Lines containing the word "that" should be extracted in full.

(Data entries)

□ □ □ □ □ □ □

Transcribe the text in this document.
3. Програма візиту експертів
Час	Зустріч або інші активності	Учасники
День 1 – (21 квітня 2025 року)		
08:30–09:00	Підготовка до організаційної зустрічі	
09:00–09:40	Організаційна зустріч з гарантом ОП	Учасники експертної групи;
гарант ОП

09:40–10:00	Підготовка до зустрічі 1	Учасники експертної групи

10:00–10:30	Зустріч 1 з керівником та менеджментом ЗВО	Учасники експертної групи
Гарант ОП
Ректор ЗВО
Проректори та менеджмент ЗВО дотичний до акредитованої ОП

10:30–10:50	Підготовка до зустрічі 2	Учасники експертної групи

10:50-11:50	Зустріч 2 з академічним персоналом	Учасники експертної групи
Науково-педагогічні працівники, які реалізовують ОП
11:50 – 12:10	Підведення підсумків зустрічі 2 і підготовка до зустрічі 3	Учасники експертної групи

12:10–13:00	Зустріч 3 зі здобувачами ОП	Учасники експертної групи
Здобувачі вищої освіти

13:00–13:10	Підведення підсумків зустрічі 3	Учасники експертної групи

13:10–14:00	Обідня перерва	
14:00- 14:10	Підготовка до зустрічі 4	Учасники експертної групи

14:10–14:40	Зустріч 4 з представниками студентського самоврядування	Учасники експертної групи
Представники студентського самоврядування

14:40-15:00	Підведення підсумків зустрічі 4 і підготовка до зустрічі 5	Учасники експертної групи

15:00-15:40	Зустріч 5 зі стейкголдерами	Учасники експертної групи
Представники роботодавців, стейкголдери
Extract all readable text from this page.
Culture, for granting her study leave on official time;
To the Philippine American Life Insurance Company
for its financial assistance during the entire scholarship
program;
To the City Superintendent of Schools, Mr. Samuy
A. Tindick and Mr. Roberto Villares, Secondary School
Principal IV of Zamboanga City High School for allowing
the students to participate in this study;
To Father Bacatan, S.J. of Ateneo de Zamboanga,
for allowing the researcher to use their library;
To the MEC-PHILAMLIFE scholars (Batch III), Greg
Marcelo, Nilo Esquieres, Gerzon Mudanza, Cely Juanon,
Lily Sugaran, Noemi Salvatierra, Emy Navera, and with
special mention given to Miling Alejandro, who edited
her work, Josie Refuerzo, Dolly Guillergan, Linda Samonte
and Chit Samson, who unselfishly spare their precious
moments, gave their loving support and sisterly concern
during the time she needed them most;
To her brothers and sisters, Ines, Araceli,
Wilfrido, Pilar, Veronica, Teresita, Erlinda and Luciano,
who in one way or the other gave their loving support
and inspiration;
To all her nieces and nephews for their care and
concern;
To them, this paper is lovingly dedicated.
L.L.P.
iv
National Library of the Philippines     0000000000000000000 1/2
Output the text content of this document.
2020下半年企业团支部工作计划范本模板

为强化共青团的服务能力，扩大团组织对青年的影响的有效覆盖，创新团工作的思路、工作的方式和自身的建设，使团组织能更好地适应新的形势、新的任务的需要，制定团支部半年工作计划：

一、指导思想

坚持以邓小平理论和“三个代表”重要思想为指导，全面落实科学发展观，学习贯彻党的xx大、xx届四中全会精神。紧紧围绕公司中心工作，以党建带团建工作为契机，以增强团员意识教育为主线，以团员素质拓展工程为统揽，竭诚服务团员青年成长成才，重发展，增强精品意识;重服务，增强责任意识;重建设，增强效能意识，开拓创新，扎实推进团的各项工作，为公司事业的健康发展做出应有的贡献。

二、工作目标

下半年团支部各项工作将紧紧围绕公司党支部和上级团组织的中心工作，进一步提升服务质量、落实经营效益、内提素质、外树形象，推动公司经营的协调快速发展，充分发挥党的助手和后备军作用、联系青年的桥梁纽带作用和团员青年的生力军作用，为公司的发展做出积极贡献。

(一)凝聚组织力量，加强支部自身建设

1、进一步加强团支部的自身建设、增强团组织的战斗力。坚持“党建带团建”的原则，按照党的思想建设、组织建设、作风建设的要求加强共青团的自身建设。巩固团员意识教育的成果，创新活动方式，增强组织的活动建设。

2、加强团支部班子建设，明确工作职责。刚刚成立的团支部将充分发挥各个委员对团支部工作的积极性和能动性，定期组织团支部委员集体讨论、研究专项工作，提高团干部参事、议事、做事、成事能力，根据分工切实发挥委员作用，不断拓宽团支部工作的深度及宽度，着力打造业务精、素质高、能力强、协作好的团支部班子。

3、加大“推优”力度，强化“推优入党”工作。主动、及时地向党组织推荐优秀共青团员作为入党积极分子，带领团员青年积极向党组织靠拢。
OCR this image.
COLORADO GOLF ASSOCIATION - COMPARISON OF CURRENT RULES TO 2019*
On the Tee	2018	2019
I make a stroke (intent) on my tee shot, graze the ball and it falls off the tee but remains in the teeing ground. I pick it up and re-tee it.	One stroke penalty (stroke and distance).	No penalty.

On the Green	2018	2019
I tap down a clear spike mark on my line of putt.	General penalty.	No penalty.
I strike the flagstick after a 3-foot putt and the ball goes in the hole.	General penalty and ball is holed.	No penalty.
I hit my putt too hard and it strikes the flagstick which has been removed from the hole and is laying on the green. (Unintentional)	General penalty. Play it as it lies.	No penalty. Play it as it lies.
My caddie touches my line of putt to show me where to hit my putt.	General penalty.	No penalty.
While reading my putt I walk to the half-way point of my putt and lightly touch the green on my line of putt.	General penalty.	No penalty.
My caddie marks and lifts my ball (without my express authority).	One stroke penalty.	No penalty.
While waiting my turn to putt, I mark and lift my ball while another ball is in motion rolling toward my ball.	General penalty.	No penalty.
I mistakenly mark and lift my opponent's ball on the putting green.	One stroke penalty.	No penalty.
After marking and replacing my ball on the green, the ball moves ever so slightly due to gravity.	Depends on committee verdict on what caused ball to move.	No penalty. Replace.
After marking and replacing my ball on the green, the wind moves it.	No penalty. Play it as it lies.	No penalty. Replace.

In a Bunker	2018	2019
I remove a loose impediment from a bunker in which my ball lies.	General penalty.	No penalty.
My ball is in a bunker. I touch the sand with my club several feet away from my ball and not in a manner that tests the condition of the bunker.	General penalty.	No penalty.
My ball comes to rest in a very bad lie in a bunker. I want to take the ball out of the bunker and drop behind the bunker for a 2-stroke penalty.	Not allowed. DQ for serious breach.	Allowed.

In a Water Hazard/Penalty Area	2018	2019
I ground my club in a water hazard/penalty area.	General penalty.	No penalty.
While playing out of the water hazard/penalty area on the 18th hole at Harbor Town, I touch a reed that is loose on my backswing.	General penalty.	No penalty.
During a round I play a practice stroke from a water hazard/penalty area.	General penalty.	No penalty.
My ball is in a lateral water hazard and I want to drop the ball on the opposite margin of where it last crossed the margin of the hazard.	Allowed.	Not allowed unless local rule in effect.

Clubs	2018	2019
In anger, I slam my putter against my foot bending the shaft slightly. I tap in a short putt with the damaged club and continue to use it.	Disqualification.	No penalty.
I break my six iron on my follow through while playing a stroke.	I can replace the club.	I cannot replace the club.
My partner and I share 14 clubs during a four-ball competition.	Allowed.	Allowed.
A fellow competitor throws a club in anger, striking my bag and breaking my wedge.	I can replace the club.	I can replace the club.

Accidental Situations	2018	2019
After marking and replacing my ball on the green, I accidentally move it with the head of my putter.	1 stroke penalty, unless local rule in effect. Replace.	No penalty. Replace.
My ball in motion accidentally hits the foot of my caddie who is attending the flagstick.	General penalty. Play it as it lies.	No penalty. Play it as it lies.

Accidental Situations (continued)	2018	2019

□ □ □ □ □ □ □

Exercise output |
My ball is in a bunker. I touch the sand with my club several feet away from my ball and not in a manner that tests the condition of the bunker.	General penalty.	No penalty.
While playing out of the water hazard/penalty area on the 18th hole at Harbor Town, I touch a reed that is loose on my backswing.	General penalty.	No penalty.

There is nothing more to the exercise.